* [GIVEN INSTRUCTION]: Restate every entry word for word.

(Entries from a dataset)
======

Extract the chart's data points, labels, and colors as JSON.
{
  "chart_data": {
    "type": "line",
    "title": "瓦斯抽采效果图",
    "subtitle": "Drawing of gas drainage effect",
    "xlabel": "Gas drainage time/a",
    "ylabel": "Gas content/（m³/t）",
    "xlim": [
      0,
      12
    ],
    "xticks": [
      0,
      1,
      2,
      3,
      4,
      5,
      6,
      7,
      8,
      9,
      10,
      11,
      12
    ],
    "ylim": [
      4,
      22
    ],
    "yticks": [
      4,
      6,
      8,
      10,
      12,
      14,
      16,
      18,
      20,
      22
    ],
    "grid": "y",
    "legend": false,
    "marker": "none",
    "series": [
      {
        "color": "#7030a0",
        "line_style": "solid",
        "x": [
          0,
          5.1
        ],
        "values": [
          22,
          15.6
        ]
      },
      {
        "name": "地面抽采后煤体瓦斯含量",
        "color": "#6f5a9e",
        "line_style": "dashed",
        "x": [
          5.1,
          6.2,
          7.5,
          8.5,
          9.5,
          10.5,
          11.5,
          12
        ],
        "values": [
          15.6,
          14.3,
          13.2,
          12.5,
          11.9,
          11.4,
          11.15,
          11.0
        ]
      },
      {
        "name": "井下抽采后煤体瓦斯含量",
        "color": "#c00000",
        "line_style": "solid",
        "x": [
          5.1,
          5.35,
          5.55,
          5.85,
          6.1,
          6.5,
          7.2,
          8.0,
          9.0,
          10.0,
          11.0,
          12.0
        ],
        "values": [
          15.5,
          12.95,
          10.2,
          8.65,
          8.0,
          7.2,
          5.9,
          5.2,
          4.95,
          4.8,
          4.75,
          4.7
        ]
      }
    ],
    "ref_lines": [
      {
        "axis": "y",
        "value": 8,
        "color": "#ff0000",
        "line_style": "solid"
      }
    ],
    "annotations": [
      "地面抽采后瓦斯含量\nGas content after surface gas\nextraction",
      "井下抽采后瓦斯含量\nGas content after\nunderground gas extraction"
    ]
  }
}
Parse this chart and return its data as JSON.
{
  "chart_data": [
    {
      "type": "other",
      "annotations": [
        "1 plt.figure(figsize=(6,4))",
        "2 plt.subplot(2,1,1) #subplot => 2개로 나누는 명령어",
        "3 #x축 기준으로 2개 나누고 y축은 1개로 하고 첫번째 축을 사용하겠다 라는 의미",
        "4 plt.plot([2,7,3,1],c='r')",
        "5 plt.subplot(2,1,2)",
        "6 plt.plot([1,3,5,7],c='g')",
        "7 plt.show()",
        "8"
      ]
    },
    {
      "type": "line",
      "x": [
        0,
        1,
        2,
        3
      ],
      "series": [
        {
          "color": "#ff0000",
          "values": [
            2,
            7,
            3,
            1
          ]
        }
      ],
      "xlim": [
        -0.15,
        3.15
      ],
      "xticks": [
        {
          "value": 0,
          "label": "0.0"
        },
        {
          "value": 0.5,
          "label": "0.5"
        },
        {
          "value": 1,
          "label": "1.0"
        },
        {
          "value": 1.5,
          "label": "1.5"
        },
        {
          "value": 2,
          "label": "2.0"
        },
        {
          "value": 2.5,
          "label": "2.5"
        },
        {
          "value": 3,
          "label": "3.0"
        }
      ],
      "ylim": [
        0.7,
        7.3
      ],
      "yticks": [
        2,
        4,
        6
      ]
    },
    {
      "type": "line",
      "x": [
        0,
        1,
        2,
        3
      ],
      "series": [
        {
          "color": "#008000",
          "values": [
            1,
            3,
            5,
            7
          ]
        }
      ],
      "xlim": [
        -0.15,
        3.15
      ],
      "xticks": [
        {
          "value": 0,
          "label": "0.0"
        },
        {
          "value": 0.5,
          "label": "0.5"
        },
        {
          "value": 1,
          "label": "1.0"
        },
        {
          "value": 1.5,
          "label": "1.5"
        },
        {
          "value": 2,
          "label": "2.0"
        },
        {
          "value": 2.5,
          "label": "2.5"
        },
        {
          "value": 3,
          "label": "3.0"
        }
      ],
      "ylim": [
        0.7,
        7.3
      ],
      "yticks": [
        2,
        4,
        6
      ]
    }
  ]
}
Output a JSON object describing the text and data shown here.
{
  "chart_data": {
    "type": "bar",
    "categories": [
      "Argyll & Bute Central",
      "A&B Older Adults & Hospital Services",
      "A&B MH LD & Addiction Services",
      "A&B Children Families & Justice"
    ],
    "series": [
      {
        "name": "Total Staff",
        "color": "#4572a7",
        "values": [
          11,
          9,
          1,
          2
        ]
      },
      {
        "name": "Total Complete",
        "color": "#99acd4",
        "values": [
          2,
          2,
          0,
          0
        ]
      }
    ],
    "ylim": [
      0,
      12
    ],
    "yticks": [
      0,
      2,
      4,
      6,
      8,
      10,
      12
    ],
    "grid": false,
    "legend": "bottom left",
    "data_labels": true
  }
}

======

* [ANSWER TO THIS EXERCISE]:
Extract the chart's data points, labels, and colors as JSON.
{
  "chart_data": {
    "type": "line",
    "title": "瓦斯抽采效果图",
    "subtitle": "Drawing of gas drainage effect",
    "xlabel": "Gas drainage time/a",
    "ylabel": "Gas content/（m³/t）",
    "xlim": [
      0,
      12
    ],
    "xticks": [
      0,
      1,
      2,
      3,
      4,
      5,
      6,
      7,
      8,
      9,
      10,
      11,
      12
    ],
    "ylim": [
      4,
      22
    ],
    "yticks": [
      4,
      6,
      8,
      10,
      12,
      14,
      16,
      18,
      20,
      22
    ],
    "grid": "y",
    "legend": false,
    "marker": "none",
    "series": [
      {
        "color": "#7030a0",
        "line_style": "solid",
        "x": [
          0,
          5.1
        ],
        "values": [
          22,
          15.6
        ]
      },
      {
        "name": "地面抽采后煤体瓦斯含量",
        "color": "#6f5a9e",
        "line_style": "dashed",
        "x": [
          5.1,
          6.2,
          7.5,
          8.5,
          9.5,
          10.5,
          11.5,
          12
        ],
        "values": [
          15.6,
          14.3,
          13.2,
          12.5,
          11.9,
          11.4,
          11.15,
          11.0
        ]
      },
      {
        "name": "井下抽采后煤体瓦斯含量",
        "color": "#c00000",
        "line_style": "solid",
        "x": [
          5.1,
          5.35,
          5.55,
          5.85,
          6.1,
          6.5,
          7.2,
          8.0,
          9.0,
          10.0,
          11.0,
          12.0
        ],
        "values": [
          15.5,
          12.95,
          10.2,
          8.65,
          8.0,
          7.2,
          5.9,
          5.2,
          4.95,
          4.8,
          4.75,
          4.7
        ]
      }
    ],
    "ref_lines": [
      {
        "axis": "y",
        "value": 8,
        "color": "#ff0000",
        "line_style": "solid"
      }
    ],
    "annotations": [
      "地面抽采后瓦斯含量\nGas content after surface gas\nextraction",
      "井下抽采后瓦斯含量\nGas content after\nunderground gas extraction"
    ]
  }
}
Parse this chart and return its data as JSON.
{
  "chart_data": [
    {
      "type": "other",
      "annotations": [
        "1 plt.figure(figsize=(6,4))",
        "2 plt.subplot(2,1,1) #subplot => 2개로 나누는 명령어",
        "3 #x축 기준으로 2개 나누고 y축은 1개로 하고 첫번째 축을 사용하겠다 라는 의미",
        "4 plt.plot([2,7,3,1],c='r')",
        "5 plt.subplot(2,1,2)",
        "6 plt.plot([1,3,5,7],c='g')",
        "7 plt.show()",
        "8"
      ]
    },
    {
      "type": "line",
      "x": [
        0,
        1,
        2,
        3
      ],
      "series": [
        {
          "color": "#ff0000",
          "values": [
            2,
            7,
            3,
            1
          ]
        }
      ],
      "xlim": [
        -0.15,
        3.15
      ],
      "xticks": [
        {
          "value": 0,
          "label": "0.0"
        },
        {
          "value": 0.5,
          "label": "0.5"
        },
        {
          "value": 1,
          "label": "1.0"
        },
        {
          "value": 1.5,
          "label": "1.5"
        },
        {
          "value": 2,
          "label": "2.0"
        },
        {
          "value": 2.5,
          "label": "2.5"
        },
        {
          "value": 3,
          "label": "3.0"
        }
      ],
      "ylim": [
        0.7,
        7.3
      ],
      "yticks": [
        2,
        4,
        6
      ]
    },
    {
      "type": "line",
      "x": [
        0,
        1,
        2,
        3
      ],
      "series": [
        {
          "color": "#008000",
          "values": [
            1,
            3,
            5,
            7
          ]
        }
      ],
      "xlim": [
        -0.15,
        3.15
      ],
      "xticks": [
        {
          "value": 0,
          "label": "0.0"
        },
        {
          "value": 0.5,
          "label": "0.5"
        },
        {
          "value": 1,
          "label": "1.0"
        },
        {
          "value": 1.5,
          "label": "1.5"
        },
        {
          "value": 2,
          "label": "2.0"
        },
        {
          "value": 2.5,
          "label": "2.5"
        },
        {
          "value": 3,
          "label": "3.0"
        }
      ],
      "ylim": [
        0.7,
        7.3
      ],
      "yticks": [
        2,
        4,
        6
      ]
    }
  ]
}
Output a JSON object describing the text and data shown here.
{
  "chart_data": {
    "type": "bar",
    "categories": [
      "Argyll & Bute Central",
      "A&B Older Adults & Hospital Services",
      "A&B MH LD & Addiction Services",
      "A&B Children Families & Justice"
    ],
    "series": [
      {
        "name": "Total Staff",
        "color": "#4572a7",
        "values": [
          11,
          9,
          1,
          2
        ]
      },
      {
        "name": "Total Complete",
        "color": "#99acd4",
        "values": [
          2,
          2,
          0,
          0
        ]
      }
    ],
    "ylim": [
      0,
      12
    ],
    "yticks": [
      0,
      2,
      4,
      6,
      8,
      10,
      12
    ],
    "grid": false,
    "legend": "bottom left",
    "data_labels": true
  }
}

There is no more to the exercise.